**Objective:**
Scan the records below. List lines holding "Мероприятие".

----------

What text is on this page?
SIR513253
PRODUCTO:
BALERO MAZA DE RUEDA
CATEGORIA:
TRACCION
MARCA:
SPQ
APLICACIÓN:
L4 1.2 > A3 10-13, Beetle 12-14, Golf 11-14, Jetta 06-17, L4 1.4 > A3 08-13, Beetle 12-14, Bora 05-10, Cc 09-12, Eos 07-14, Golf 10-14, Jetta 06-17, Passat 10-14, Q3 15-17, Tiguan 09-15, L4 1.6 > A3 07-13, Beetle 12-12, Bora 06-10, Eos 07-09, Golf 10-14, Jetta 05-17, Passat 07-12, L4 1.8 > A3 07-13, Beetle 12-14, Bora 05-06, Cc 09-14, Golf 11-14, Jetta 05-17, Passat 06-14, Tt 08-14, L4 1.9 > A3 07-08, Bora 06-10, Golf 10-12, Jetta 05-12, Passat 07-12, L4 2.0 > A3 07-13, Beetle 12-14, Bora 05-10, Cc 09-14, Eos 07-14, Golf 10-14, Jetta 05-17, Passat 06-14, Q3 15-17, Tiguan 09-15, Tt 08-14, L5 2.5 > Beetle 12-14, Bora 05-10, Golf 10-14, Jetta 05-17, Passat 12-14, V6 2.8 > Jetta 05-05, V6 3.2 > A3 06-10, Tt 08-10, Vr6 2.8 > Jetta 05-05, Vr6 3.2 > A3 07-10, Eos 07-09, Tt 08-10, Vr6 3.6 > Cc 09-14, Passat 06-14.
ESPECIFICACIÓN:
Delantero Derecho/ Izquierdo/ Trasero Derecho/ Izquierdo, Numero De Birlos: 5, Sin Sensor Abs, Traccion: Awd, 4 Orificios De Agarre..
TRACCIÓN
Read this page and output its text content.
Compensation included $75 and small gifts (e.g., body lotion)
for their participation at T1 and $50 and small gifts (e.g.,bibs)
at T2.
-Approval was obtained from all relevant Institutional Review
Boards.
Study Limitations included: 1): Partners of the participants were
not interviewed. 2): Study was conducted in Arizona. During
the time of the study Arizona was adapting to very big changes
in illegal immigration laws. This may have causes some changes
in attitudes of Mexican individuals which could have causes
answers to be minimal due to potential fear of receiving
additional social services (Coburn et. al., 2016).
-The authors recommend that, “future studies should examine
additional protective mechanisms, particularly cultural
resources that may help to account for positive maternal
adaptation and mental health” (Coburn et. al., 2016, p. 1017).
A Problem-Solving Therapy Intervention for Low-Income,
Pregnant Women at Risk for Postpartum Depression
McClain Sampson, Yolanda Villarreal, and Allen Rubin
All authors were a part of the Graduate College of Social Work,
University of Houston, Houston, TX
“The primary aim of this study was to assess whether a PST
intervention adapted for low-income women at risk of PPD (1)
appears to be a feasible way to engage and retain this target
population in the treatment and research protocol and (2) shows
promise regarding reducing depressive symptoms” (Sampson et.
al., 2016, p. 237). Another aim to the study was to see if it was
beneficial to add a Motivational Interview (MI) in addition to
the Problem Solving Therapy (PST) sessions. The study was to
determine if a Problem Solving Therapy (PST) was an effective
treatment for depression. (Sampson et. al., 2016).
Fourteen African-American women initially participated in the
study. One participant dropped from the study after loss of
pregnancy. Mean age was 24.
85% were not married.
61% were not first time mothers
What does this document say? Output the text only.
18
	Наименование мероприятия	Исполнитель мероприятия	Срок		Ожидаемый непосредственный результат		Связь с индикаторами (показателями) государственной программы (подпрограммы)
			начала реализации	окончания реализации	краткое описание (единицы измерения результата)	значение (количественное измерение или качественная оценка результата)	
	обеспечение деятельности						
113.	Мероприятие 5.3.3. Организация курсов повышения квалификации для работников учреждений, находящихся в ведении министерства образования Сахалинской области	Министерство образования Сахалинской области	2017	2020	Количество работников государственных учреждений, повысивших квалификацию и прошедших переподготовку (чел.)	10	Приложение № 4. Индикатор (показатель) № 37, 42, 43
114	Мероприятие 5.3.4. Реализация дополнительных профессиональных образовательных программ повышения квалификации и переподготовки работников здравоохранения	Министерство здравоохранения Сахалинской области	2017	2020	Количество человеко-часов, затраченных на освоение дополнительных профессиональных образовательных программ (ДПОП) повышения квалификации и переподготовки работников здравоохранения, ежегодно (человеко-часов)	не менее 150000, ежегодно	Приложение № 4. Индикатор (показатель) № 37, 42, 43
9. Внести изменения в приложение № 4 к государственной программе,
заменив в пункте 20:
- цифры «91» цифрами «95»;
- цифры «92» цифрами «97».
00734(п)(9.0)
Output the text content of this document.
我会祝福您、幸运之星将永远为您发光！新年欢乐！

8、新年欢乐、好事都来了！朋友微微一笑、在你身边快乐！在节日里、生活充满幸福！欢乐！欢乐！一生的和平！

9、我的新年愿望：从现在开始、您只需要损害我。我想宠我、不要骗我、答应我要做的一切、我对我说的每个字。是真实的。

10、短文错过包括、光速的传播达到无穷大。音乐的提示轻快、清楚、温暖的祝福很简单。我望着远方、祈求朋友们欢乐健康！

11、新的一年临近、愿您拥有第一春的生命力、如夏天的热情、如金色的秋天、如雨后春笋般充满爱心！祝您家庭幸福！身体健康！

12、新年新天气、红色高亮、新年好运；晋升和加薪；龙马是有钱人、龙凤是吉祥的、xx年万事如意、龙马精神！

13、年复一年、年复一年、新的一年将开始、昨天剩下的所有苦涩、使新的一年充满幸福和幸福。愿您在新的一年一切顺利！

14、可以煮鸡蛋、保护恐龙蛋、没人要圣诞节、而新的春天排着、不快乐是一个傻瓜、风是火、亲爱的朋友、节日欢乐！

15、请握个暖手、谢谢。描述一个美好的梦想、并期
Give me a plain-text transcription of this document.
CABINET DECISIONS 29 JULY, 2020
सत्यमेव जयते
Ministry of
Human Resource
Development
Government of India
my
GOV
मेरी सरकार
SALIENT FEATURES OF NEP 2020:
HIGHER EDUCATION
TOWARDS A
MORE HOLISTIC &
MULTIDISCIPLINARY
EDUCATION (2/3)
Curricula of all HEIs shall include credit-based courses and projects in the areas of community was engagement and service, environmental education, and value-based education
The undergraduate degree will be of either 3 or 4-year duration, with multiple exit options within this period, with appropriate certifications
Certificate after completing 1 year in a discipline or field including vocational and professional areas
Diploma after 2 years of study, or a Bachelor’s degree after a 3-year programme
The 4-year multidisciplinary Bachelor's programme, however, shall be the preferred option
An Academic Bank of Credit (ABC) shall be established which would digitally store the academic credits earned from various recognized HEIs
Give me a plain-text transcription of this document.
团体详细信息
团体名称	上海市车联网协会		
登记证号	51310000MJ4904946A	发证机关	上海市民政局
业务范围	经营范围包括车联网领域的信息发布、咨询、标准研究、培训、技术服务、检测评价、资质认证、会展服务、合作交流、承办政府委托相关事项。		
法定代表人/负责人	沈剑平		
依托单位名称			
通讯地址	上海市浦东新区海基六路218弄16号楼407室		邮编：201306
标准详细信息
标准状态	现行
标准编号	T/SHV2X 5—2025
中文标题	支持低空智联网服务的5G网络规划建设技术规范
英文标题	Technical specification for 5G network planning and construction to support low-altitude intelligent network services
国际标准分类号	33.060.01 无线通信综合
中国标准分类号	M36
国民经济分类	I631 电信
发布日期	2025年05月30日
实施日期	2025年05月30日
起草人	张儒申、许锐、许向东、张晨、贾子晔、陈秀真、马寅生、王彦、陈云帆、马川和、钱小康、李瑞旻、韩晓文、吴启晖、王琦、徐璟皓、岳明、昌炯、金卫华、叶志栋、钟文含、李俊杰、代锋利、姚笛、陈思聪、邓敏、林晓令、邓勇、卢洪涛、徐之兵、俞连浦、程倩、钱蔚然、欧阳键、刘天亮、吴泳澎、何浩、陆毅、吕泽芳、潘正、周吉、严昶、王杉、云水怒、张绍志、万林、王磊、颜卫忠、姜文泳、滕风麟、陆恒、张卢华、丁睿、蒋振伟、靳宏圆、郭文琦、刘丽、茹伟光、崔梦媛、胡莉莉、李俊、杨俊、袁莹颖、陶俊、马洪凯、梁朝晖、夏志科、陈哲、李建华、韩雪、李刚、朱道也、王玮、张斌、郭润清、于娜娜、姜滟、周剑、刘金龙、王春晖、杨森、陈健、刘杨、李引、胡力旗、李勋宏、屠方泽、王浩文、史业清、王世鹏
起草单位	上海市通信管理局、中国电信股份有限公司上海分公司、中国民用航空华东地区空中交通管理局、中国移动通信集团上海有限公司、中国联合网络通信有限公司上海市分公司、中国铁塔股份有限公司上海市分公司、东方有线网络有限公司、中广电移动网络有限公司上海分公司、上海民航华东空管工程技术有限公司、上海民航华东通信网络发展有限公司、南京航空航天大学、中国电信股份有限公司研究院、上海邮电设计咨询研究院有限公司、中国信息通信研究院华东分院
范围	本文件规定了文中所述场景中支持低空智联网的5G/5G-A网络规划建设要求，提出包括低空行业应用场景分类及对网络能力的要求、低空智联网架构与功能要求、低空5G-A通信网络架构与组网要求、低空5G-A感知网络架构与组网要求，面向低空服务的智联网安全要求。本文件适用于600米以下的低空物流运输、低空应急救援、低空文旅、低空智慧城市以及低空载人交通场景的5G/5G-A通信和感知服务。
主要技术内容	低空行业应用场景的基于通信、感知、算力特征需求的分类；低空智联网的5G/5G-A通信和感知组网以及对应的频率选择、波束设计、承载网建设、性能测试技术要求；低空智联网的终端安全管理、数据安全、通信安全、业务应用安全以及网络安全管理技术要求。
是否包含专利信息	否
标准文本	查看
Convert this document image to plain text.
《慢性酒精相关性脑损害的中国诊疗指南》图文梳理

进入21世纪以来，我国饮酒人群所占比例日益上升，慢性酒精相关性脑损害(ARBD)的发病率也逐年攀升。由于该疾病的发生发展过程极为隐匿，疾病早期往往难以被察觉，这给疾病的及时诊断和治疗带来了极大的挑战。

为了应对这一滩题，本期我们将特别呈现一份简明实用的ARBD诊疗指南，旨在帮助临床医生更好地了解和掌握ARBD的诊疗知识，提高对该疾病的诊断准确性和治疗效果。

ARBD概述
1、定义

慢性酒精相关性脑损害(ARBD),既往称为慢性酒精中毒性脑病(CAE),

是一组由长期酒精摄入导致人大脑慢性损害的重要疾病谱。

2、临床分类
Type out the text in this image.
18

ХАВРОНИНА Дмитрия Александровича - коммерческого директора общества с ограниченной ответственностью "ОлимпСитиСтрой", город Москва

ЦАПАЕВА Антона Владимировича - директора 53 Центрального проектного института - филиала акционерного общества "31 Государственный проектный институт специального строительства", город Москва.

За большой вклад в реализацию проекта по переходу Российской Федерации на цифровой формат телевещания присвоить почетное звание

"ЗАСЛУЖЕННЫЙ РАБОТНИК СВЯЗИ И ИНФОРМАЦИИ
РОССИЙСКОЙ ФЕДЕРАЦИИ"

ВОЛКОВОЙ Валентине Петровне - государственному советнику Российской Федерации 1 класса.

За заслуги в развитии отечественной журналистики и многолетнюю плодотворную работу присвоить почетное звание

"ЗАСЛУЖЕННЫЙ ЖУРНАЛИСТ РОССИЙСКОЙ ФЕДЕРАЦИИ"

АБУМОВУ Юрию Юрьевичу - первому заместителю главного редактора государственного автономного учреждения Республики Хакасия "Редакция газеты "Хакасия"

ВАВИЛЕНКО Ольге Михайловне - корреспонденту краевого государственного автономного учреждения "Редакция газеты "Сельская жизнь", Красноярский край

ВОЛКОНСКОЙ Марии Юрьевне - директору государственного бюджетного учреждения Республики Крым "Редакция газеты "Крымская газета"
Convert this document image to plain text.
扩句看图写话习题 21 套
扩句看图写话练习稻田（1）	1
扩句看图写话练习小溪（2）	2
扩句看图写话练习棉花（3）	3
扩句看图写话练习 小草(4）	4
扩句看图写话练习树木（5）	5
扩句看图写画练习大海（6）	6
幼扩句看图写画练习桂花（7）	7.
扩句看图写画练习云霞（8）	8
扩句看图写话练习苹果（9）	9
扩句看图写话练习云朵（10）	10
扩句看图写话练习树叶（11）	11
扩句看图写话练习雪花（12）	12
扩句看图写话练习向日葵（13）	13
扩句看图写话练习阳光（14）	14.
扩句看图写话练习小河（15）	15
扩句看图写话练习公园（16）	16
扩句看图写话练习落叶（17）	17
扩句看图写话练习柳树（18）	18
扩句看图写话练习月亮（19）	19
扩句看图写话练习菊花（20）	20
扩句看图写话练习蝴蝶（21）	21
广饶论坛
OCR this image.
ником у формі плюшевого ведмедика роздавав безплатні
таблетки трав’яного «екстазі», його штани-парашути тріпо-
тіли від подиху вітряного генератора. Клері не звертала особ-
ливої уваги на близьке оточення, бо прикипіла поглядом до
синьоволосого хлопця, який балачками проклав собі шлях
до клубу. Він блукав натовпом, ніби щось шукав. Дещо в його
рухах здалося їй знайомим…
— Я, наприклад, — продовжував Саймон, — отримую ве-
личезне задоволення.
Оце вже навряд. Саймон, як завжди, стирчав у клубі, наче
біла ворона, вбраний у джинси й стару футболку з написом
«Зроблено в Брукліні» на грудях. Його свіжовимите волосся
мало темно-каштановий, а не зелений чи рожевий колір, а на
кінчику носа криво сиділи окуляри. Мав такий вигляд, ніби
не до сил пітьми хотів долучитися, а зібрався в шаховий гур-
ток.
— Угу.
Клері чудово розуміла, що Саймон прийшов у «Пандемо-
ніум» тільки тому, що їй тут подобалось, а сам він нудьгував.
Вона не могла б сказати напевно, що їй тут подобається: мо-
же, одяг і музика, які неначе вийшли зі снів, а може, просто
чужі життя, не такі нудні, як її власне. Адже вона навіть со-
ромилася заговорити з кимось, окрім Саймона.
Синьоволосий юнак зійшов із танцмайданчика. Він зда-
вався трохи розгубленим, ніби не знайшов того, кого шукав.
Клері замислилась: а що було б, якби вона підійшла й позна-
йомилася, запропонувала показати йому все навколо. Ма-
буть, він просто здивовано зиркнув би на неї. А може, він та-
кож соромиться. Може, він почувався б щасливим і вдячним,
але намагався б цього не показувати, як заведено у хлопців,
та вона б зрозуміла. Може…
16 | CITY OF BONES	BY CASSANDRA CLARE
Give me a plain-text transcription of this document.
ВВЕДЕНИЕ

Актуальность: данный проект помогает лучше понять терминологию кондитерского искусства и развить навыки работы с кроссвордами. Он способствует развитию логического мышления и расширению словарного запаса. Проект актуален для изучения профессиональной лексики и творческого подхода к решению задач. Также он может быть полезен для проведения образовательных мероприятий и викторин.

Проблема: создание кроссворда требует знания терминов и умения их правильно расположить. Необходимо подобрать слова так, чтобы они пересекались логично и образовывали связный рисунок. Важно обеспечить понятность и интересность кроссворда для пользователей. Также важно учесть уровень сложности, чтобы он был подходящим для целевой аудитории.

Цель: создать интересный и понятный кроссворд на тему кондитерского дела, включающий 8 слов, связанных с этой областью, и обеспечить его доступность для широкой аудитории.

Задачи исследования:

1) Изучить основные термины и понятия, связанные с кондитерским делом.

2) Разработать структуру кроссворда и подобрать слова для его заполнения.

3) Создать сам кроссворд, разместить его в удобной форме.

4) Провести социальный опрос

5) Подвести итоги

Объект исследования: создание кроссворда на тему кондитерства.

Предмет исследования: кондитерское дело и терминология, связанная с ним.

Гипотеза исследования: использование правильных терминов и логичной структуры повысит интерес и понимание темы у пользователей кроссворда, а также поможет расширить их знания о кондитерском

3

----------

**Output of the exercise:**
113.	Мероприятие 5.3.3. Организация курсов повышения квалификации для работников учреждений, находящихся в ведении министерства образования Сахалинской области	Министерство образования Сахалинской области	2017	2020	Количество работников государственных учреждений, повысивших квалификацию и прошедших переподготовку (чел.)	10	Приложение № 4. Индикатор (показатель) № 37, 42, 43
114	Мероприятие 5.3.4. Реализация дополнительных профессиональных образовательных программ повышения квалификации и переподготовки работников здравоохранения	Министерство здравоохранения Сахалинской области	2017	2020	Количество человеко-часов, затраченных на освоение дополнительных профессиональных образовательных программ (ДПОП) повышения квалификации и переподготовки работников здравоохранения, ежегодно (человеко-часов)	не менее 150000, ежегодно	Приложение № 4. Индикатор (показатель) № 37, 42, 43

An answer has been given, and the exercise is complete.